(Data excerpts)
<<<<
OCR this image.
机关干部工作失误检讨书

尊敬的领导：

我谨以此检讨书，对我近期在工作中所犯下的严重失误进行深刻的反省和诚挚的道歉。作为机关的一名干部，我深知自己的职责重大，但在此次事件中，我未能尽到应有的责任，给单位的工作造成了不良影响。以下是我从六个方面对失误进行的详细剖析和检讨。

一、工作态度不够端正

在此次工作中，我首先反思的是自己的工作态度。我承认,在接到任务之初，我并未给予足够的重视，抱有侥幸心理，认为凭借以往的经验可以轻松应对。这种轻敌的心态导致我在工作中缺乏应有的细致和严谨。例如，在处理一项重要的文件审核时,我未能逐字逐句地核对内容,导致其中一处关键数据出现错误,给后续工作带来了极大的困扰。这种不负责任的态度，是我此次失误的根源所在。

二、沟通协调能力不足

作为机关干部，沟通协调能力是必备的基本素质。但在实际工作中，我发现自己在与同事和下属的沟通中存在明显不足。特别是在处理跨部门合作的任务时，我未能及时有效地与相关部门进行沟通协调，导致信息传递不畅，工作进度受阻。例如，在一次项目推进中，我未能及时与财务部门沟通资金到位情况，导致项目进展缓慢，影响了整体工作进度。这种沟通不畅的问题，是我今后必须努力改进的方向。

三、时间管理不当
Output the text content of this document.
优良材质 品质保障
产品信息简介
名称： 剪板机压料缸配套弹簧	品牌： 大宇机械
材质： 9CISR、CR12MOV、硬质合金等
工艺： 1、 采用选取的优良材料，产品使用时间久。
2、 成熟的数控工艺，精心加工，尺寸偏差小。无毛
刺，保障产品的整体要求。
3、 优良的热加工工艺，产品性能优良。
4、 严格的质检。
>>>>
TASK INSTRUCTIONS → All of the entries above need to be reproduced exactly.

CORRECT ANSWER →
OCR this image.
机关干部工作失误检讨书

尊敬的领导：

我谨以此检讨书，对我近期在工作中所犯下的严重失误进行深刻的反省和诚挚的道歉。作为机关的一名干部，我深知自己的职责重大，但在此次事件中，我未能尽到应有的责任，给单位的工作造成了不良影响。以下是我从六个方面对失误进行的详细剖析和检讨。

一、工作态度不够端正

在此次工作中，我首先反思的是自己的工作态度。我承认,在接到任务之初，我并未给予足够的重视，抱有侥幸心理，认为凭借以往的经验可以轻松应对。这种轻敌的心态导致我在工作中缺乏应有的细致和严谨。例如，在处理一项重要的文件审核时,我未能逐字逐句地核对内容,导致其中一处关键数据出现错误,给后续工作带来了极大的困扰。这种不负责任的态度，是我此次失误的根源所在。

二、沟通协调能力不足

作为机关干部，沟通协调能力是必备的基本素质。但在实际工作中，我发现自己在与同事和下属的沟通中存在明显不足。特别是在处理跨部门合作的任务时，我未能及时有效地与相关部门进行沟通协调，导致信息传递不畅，工作进度受阻。例如，在一次项目推进中，我未能及时与财务部门沟通资金到位情况，导致项目进展缓慢，影响了整体工作进度。这种沟通不畅的问题，是我今后必须努力改进的方向。

三、时间管理不当
Output the text content of this document.
优良材质 品质保障
产品信息简介
名称： 剪板机压料缸配套弹簧	品牌： 大宇机械
材质： 9CISR、CR12MOV、硬质合金等
工艺： 1、 采用选取的优良材料，产品使用时间久。
2、 成熟的数控工艺，精心加工，尺寸偏差小。无毛
刺，保障产品的整体要求。
3、 优良的热加工工艺，产品性能优良。
4、 严格的质检。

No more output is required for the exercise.